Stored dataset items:
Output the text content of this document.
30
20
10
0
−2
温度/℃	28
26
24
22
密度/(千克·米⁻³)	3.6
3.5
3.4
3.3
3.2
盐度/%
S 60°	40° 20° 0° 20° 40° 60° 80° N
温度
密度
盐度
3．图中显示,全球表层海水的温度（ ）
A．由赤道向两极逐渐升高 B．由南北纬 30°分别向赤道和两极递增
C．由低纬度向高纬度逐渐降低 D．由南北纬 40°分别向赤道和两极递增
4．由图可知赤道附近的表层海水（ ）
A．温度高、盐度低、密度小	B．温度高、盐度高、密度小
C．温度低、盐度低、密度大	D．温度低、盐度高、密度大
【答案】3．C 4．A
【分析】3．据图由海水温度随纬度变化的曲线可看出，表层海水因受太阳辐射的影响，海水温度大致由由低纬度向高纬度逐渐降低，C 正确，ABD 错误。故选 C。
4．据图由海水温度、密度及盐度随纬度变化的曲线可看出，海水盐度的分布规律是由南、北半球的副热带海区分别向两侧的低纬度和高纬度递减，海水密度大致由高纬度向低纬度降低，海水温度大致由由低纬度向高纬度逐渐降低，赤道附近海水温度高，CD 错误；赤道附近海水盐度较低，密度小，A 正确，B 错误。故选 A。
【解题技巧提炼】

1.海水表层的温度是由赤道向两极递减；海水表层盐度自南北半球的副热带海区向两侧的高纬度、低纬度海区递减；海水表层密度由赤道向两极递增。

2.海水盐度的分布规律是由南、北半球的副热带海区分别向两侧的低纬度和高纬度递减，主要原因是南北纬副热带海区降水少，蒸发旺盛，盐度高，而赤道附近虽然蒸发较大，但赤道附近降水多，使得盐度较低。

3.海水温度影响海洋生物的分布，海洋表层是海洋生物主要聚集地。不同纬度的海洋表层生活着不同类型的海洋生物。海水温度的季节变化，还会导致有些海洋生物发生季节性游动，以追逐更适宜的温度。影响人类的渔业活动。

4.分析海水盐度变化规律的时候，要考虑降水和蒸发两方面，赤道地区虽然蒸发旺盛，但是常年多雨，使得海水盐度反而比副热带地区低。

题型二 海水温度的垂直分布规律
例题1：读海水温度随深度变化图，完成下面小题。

What is being asked:
Repeat the material word for word, in full.

Complete response:
Output the text content of this document.
30
20
10
0
−2
温度/℃	28
26
24
22
密度/(千克·米⁻³)	3.6
3.5
3.4
3.3
3.2
盐度/%
S 60°	40° 20° 0° 20° 40° 60° 80° N
温度
密度
盐度
3．图中显示,全球表层海水的温度（ ）
A．由赤道向两极逐渐升高 B．由南北纬 30°分别向赤道和两极递增
C．由低纬度向高纬度逐渐降低 D．由南北纬 40°分别向赤道和两极递增
4．由图可知赤道附近的表层海水（ ）
A．温度高、盐度低、密度小	B．温度高、盐度高、密度小
C．温度低、盐度低、密度大	D．温度低、盐度高、密度大
【答案】3．C 4．A
【分析】3．据图由海水温度随纬度变化的曲线可看出，表层海水因受太阳辐射的影响，海水温度大致由由低纬度向高纬度逐渐降低，C 正确，ABD 错误。故选 C。
4．据图由海水温度、密度及盐度随纬度变化的曲线可看出，海水盐度的分布规律是由南、北半球的副热带海区分别向两侧的低纬度和高纬度递减，海水密度大致由高纬度向低纬度降低，海水温度大致由由低纬度向高纬度逐渐降低，赤道附近海水温度高，CD 错误；赤道附近海水盐度较低，密度小，A 正确，B 错误。故选 A。
【解题技巧提炼】

1.海水表层的温度是由赤道向两极递减；海水表层盐度自南北半球的副热带海区向两侧的高纬度、低纬度海区递减；海水表层密度由赤道向两极递增。

2.海水盐度的分布规律是由南、北半球的副热带海区分别向两侧的低纬度和高纬度递减，主要原因是南北纬副热带海区降水少，蒸发旺盛，盐度高，而赤道附近虽然蒸发较大，但赤道附近降水多，使得盐度较低。

3.海水温度影响海洋生物的分布，海洋表层是海洋生物主要聚集地。不同纬度的海洋表层生活着不同类型的海洋生物。海水温度的季节变化，还会导致有些海洋生物发生季节性游动，以追逐更适宜的温度。影响人类的渔业活动。

4.分析海水盐度变化规律的时候，要考虑降水和蒸发两方面，赤道地区虽然蒸发旺盛，但是常年多雨，使得海水盐度反而比副热带地区低。

题型二 海水温度的垂直分布规律
例题1：读海水温度随深度变化图，完成下面小题。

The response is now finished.